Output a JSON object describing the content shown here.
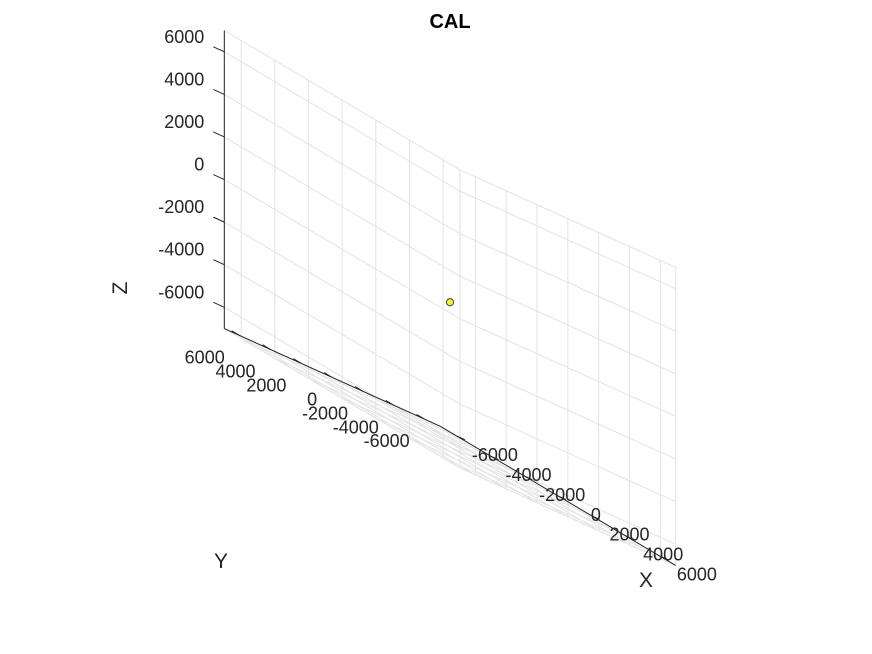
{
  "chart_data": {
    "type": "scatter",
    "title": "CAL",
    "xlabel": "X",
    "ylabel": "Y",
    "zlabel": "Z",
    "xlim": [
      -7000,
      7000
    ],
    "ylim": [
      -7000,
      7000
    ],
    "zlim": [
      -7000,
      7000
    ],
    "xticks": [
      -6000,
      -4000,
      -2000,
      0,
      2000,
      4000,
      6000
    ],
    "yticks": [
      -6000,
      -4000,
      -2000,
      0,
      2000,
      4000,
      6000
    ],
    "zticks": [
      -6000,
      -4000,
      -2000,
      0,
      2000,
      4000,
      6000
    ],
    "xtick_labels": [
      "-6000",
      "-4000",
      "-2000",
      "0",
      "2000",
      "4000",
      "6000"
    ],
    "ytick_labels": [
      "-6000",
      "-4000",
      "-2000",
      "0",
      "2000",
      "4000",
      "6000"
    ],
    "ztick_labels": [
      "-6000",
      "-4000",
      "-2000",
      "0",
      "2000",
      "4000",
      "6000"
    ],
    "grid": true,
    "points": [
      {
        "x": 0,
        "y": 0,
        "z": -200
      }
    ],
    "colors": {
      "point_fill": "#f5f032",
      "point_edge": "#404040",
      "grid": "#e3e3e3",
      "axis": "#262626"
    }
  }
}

◆ ◆ ◆ ◆

▶ [Task]: Each entry should be repeated exactly as it appears; the pictures stay out.

▶ [The reply]:
Output a JSON object describing the content shown here.
{
  "chart_data": {
    "type": "scatter",
    "title": "CAL",
    "xlabel": "X",
    "ylabel": "Y",
    "zlabel": "Z",
    "xlim": [
      -7000,
      7000
    ],
    "ylim": [
      -7000,
      7000
    ],
    "zlim": [
      -7000,
      7000
    ],
    "xticks": [
      -6000,
      -4000,
      -2000,
      0,
      2000,
      4000,
      6000
    ],
    "yticks": [
      -6000,
      -4000,
      -2000,
      0,
      2000,
      4000,
      6000
    ],
    "zticks": [
      -6000,
      -4000,
      -2000,
      0,
      2000,
      4000,
      6000
    ],
    "xtick_labels": [
      "-6000",
      "-4000",
      "-2000",
      "0",
      "2000",
      "4000",
      "6000"
    ],
    "ytick_labels": [
      "-6000",
      "-4000",
      "-2000",
      "0",
      "2000",
      "4000",
      "6000"
    ],
    "ztick_labels": [
      "-6000",
      "-4000",
      "-2000",
      "0",
      "2000",
      "4000",
      "6000"
    ],
    "grid": true,
    "points": [
      {
        "x": 0,
        "y": 0,
        "z": -200
      }
    ],
    "colors": {
      "point_fill": "#f5f032",
      "point_edge": "#404040",
      "grid": "#e3e3e3",
      "axis": "#262626"
    }
  }
}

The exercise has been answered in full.